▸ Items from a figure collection
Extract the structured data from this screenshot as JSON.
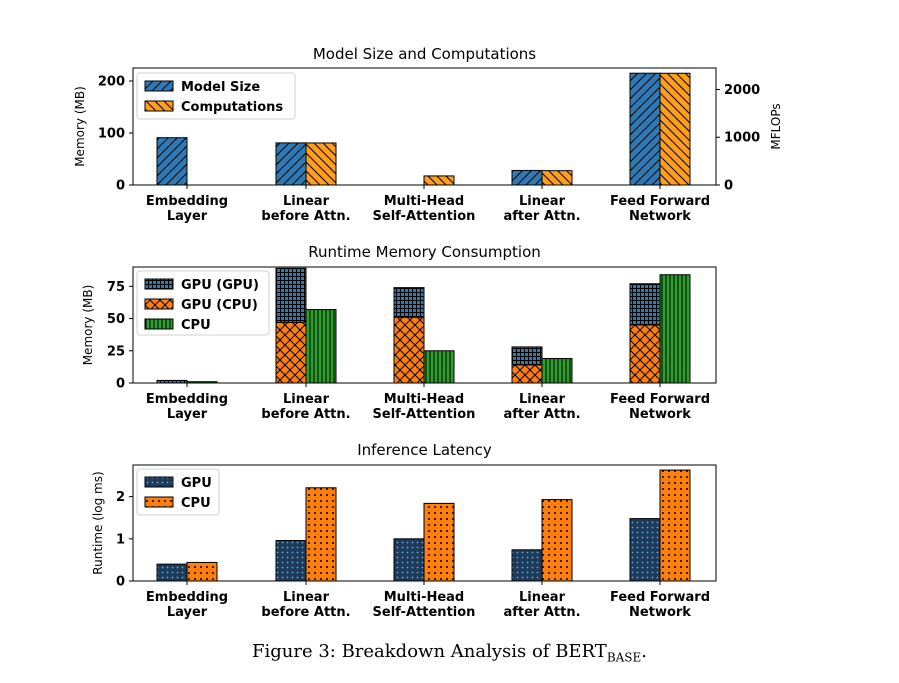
{
  "caption": {
    "prefix": "Figure 3: Breakdown Analysis of BERT",
    "subscript": "BASE",
    "suffix": "."
  },
  "colors": {
    "blue": "#2c7bb6",
    "orange": "#ff9f1c",
    "dark_orange": "#ff7f0e",
    "green": "#2ca02c",
    "navy": "#1f3b5a"
  },
  "chart_data": [
    {
      "type": "bar",
      "title": "Model Size and Computations",
      "categories": [
        [
          "Embedding",
          "Layer"
        ],
        [
          "Linear",
          "before Attn."
        ],
        [
          "Multi-Head",
          "Self-Attention"
        ],
        [
          "Linear",
          "after Attn."
        ],
        [
          "Feed Forward",
          "Network"
        ]
      ],
      "ylabel": "Memory (MB)",
      "ylim": [
        0,
        225
      ],
      "yticks": [
        0,
        100,
        200
      ],
      "y2label": "MFLOPs",
      "y2lim": [
        0,
        2450
      ],
      "y2ticks": [
        0,
        1000,
        2000
      ],
      "legend_position": "upper-left",
      "series": [
        {
          "name": "Model Size",
          "axis": "left",
          "values": [
            91,
            81,
            0,
            28,
            215
          ],
          "color": "#2c7bb6",
          "hatch": "diag-right"
        },
        {
          "name": "Computations",
          "axis": "right",
          "values": [
            0,
            880,
            190,
            300,
            2340
          ],
          "color": "#ff9f1c",
          "hatch": "diag-left"
        }
      ]
    },
    {
      "type": "bar",
      "title": "Runtime Memory Consumption",
      "categories": [
        [
          "Embedding",
          "Layer"
        ],
        [
          "Linear",
          "before Attn."
        ],
        [
          "Multi-Head",
          "Self-Attention"
        ],
        [
          "Linear",
          "after Attn."
        ],
        [
          "Feed Forward",
          "Network"
        ]
      ],
      "ylabel": "Memory (MB)",
      "ylim": [
        0,
        90
      ],
      "yticks": [
        0,
        25,
        50,
        75
      ],
      "legend_position": "upper-left",
      "series": [
        {
          "name": "GPU (GPU)",
          "values": [
            2,
            89,
            74,
            28,
            77
          ],
          "color": "#2c7bb6",
          "hatch": "grid"
        },
        {
          "name": "GPU (CPU)",
          "values": [
            0,
            47,
            51,
            14,
            45
          ],
          "color": "#ff7f0e",
          "hatch": "cross"
        },
        {
          "name": "CPU",
          "values": [
            1,
            57,
            25,
            19,
            84
          ],
          "color": "#2ca02c",
          "hatch": "vert"
        }
      ]
    },
    {
      "type": "bar",
      "title": "Inference Latency",
      "categories": [
        [
          "Embedding",
          "Layer"
        ],
        [
          "Linear",
          "before Attn."
        ],
        [
          "Multi-Head",
          "Self-Attention"
        ],
        [
          "Linear",
          "after Attn."
        ],
        [
          "Feed Forward",
          "Network"
        ]
      ],
      "ylabel": "Runtime (log ms)",
      "ylim": [
        0,
        2.75
      ],
      "yticks": [
        0,
        1,
        2
      ],
      "legend_position": "upper-left",
      "series": [
        {
          "name": "GPU",
          "values": [
            0.4,
            0.96,
            1.0,
            0.74,
            1.48
          ],
          "color": "#1f3b5a",
          "hatch": "dots-light"
        },
        {
          "name": "CPU",
          "values": [
            0.44,
            2.21,
            1.84,
            1.93,
            2.63
          ],
          "color": "#ff7f0e",
          "hatch": "dots-dark"
        }
      ]
    }
  ]
}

▸ What you should do
Set down all the data again exactly as above, pictures excluded.

▸ Response to the task
Extract the structured data from this screenshot as JSON.
{
  "caption": {
    "prefix": "Figure 3: Breakdown Analysis of BERT",
    "subscript": "BASE",
    "suffix": "."
  },
  "colors": {
    "blue": "#2c7bb6",
    "orange": "#ff9f1c",
    "dark_orange": "#ff7f0e",
    "green": "#2ca02c",
    "navy": "#1f3b5a"
  },
  "chart_data": [
    {
      "type": "bar",
      "title": "Model Size and Computations",
      "categories": [
        [
          "Embedding",
          "Layer"
        ],
        [
          "Linear",
          "before Attn."
        ],
        [
          "Multi-Head",
          "Self-Attention"
        ],
        [
          "Linear",
          "after Attn."
        ],
        [
          "Feed Forward",
          "Network"
        ]
      ],
      "ylabel": "Memory (MB)",
      "ylim": [
        0,
        225
      ],
      "yticks": [
        0,
        100,
        200
      ],
      "y2label": "MFLOPs",
      "y2lim": [
        0,
        2450
      ],
      "y2ticks": [
        0,
        1000,
        2000
      ],
      "legend_position": "upper-left",
      "series": [
        {
          "name": "Model Size",
          "axis": "left",
          "values": [
            91,
            81,
            0,
            28,
            215
          ],
          "color": "#2c7bb6",
          "hatch": "diag-right"
        },
        {
          "name": "Computations",
          "axis": "right",
          "values": [
            0,
            880,
            190,
            300,
            2340
          ],
          "color": "#ff9f1c",
          "hatch": "diag-left"
        }
      ]
    },
    {
      "type": "bar",
      "title": "Runtime Memory Consumption",
      "categories": [
        [
          "Embedding",
          "Layer"
        ],
        [
          "Linear",
          "before Attn."
        ],
        [
          "Multi-Head",
          "Self-Attention"
        ],
        [
          "Linear",
          "after Attn."
        ],
        [
          "Feed Forward",
          "Network"
        ]
      ],
      "ylabel": "Memory (MB)",
      "ylim": [
        0,
        90
      ],
      "yticks": [
        0,
        25,
        50,
        75
      ],
      "legend_position": "upper-left",
      "series": [
        {
          "name": "GPU (GPU)",
          "values": [
            2,
            89,
            74,
            28,
            77
          ],
          "color": "#2c7bb6",
          "hatch": "grid"
        },
        {
          "name": "GPU (CPU)",
          "values": [
            0,
            47,
            51,
            14,
            45
          ],
          "color": "#ff7f0e",
          "hatch": "cross"
        },
        {
          "name": "CPU",
          "values": [
            1,
            57,
            25,
            19,
            84
          ],
          "color": "#2ca02c",
          "hatch": "vert"
        }
      ]
    },
    {
      "type": "bar",
      "title": "Inference Latency",
      "categories": [
        [
          "Embedding",
          "Layer"
        ],
        [
          "Linear",
          "before Attn."
        ],
        [
          "Multi-Head",
          "Self-Attention"
        ],
        [
          "Linear",
          "after Attn."
        ],
        [
          "Feed Forward",
          "Network"
        ]
      ],
      "ylabel": "Runtime (log ms)",
      "ylim": [
        0,
        2.75
      ],
      "yticks": [
        0,
        1,
        2
      ],
      "legend_position": "upper-left",
      "series": [
        {
          "name": "GPU",
          "values": [
            0.4,
            0.96,
            1.0,
            0.74,
            1.48
          ],
          "color": "#1f3b5a",
          "hatch": "dots-light"
        },
        {
          "name": "CPU",
          "values": [
            0.44,
            2.21,
            1.84,
            1.93,
            2.63
          ],
          "color": "#ff7f0e",
          "hatch": "dots-dark"
        }
      ]
    }
  ]
}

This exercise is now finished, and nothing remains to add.